====== Material shown ======
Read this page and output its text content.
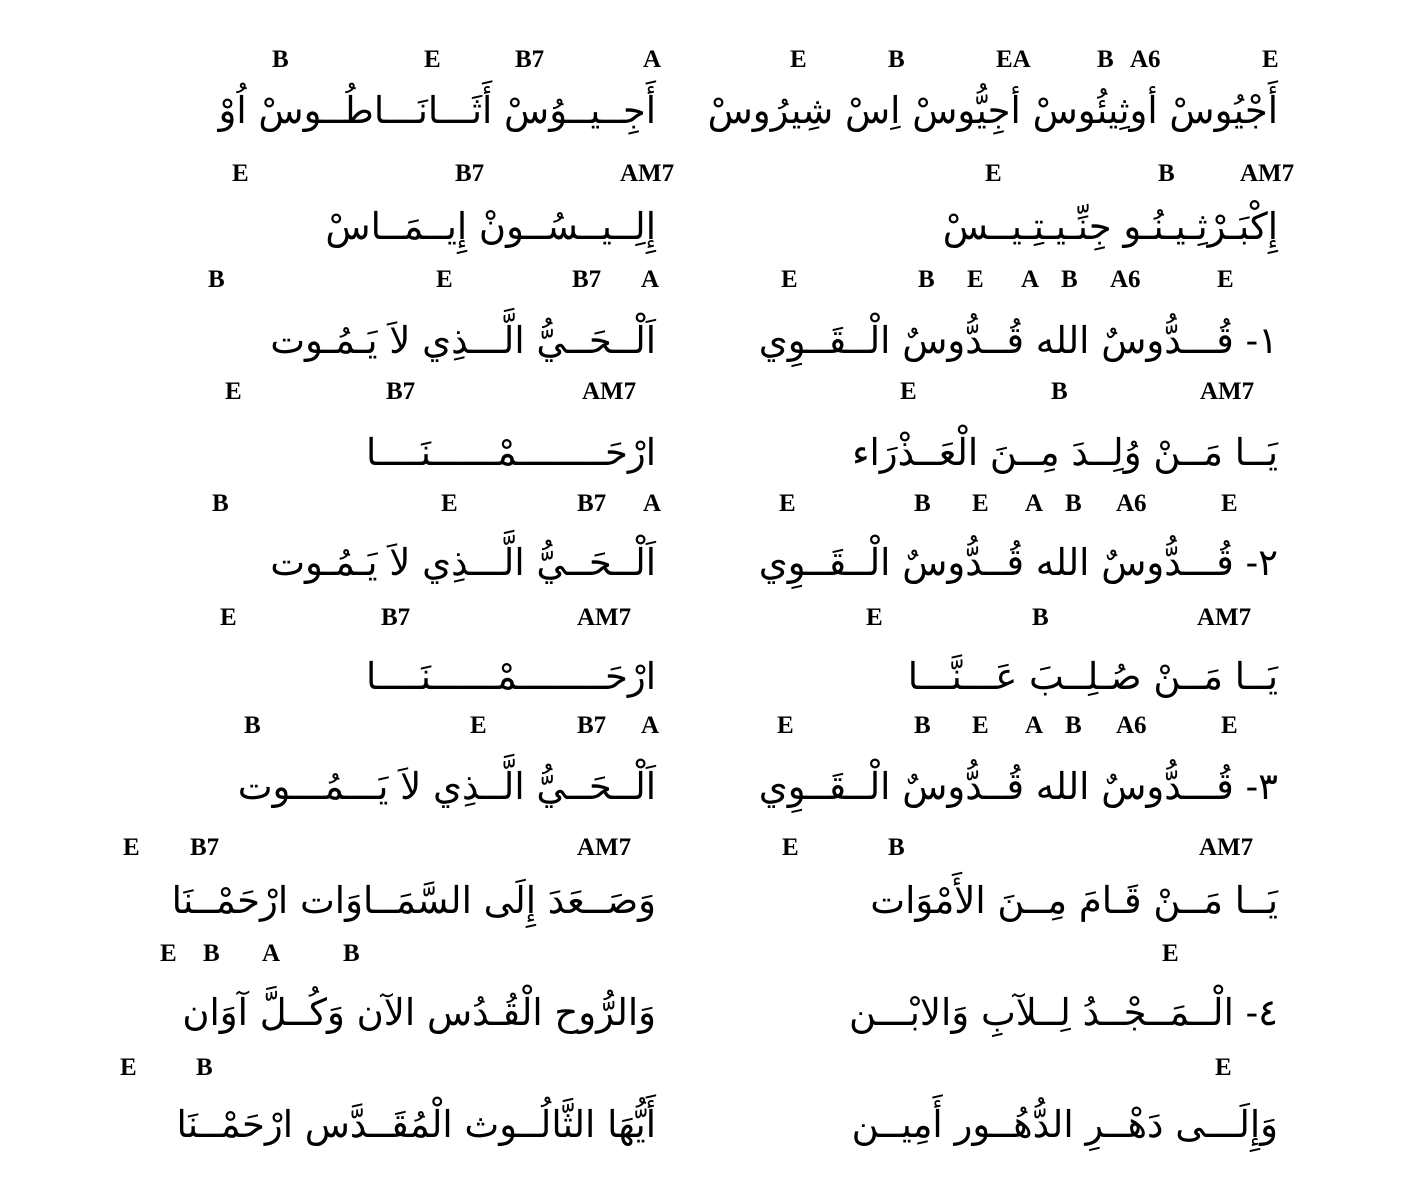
B	E	B7	A	E	B	EA	B A6	E
أَجِــيــوُسْ أَثَـــانَـــاطُــوسْ اُوْ أَجْيُوسْ أوثِيئُوسْ أجِيُّوسْ اِسْ شِيرُوسْ
E	B7	AM7	E	B	AM7
إِلِــيــسُــونْ إِيــمَــاسْ	إِكْبَـرْثِـيـنُـو جِنِّـيـتِـيــسْ
B	E	B7 A	E	B E A B A6	E
اَلْــحَــيُّ الَّـــذِي لاَ يَـمُـوت	١- قُـــدُّوسٌ الله قُــدُّوسٌ الْــقَــوِي
E	B7	AM7	E	B	AM7
ارْحَــــــــمْــــــنَــــا	يَــا مَــنْ وُلِــدَ مِــنَ الْعَــذْرَاء
B	E	B7 A	E	B E A B A6	E
اَلْــحَــيُّ الَّـــذِي لاَ يَـمُـوت	٢- قُـــدُّوسٌ الله قُــدُّوسٌ الْــقَــوِي
E	B7	AM7	E	B	AM7
ارْحَــــــــمْــــــنَــــا	يَــا مَــنْ صُـلِــبَ عَـــنَّـــا
B	E	B7 A	E	B E A B A6	E
اَلْــحَــيُّ الَّــذِي لاَ يَـــمُـــوت	٣- قُـــدُّوسٌ الله قُــدُّوسٌ الْــقَــوِي
E B7	AM7	E	B	AM7
وَصَــعَدَ إِلَى السَّمَــاوَات ارْحَمْــنَا	يَــا مَــنْ قَـامَ مِــنَ الأَمْوَات
E B A	B	E
وَالرُّوح الْقُـدُس الآن وَكُــلَّ آوَان	٤- الْــمَــجْــدُ لِــلآبِ وَالابْـــن
E B	E
أَيُّهَا الثَّالُــوث الْمُقَــدَّس ارْحَمْــنَا	وَإِلَـــى دَهْــرِ الدُّهُــور أَمِيــن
======
What the exercise asks: Produce an exact copy of each line of data, skipping embedded images.

Complete answer:
Read this page and output its text content.
B	E	B7	A	E	B	EA	B A6	E
أَجِــيــوُسْ أَثَـــانَـــاطُــوسْ اُوْ أَجْيُوسْ أوثِيئُوسْ أجِيُّوسْ اِسْ شِيرُوسْ
E	B7	AM7	E	B	AM7
إِلِــيــسُــونْ إِيــمَــاسْ	إِكْبَـرْثِـيـنُـو جِنِّـيـتِـيــسْ
B	E	B7 A	E	B E A B A6	E
اَلْــحَــيُّ الَّـــذِي لاَ يَـمُـوت	١- قُـــدُّوسٌ الله قُــدُّوسٌ الْــقَــوِي
E	B7	AM7	E	B	AM7
ارْحَــــــــمْــــــنَــــا	يَــا مَــنْ وُلِــدَ مِــنَ الْعَــذْرَاء
B	E	B7 A	E	B E A B A6	E
اَلْــحَــيُّ الَّـــذِي لاَ يَـمُـوت	٢- قُـــدُّوسٌ الله قُــدُّوسٌ الْــقَــوِي
E	B7	AM7	E	B	AM7
ارْحَــــــــمْــــــنَــــا	يَــا مَــنْ صُـلِــبَ عَـــنَّـــا
B	E	B7 A	E	B E A B A6	E
اَلْــحَــيُّ الَّــذِي لاَ يَـــمُـــوت	٣- قُـــدُّوسٌ الله قُــدُّوسٌ الْــقَــوِي
E B7	AM7	E	B	AM7
وَصَــعَدَ إِلَى السَّمَــاوَات ارْحَمْــنَا	يَــا مَــنْ قَـامَ مِــنَ الأَمْوَات
E B A	B	E
وَالرُّوح الْقُـدُس الآن وَكُــلَّ آوَان	٤- الْــمَــجْــدُ لِــلآبِ وَالابْـــن
E B	E
أَيُّهَا الثَّالُــوث الْمُقَــدَّس ارْحَمْــنَا	وَإِلَـــى دَهْــرِ الدُّهُــور أَمِيــن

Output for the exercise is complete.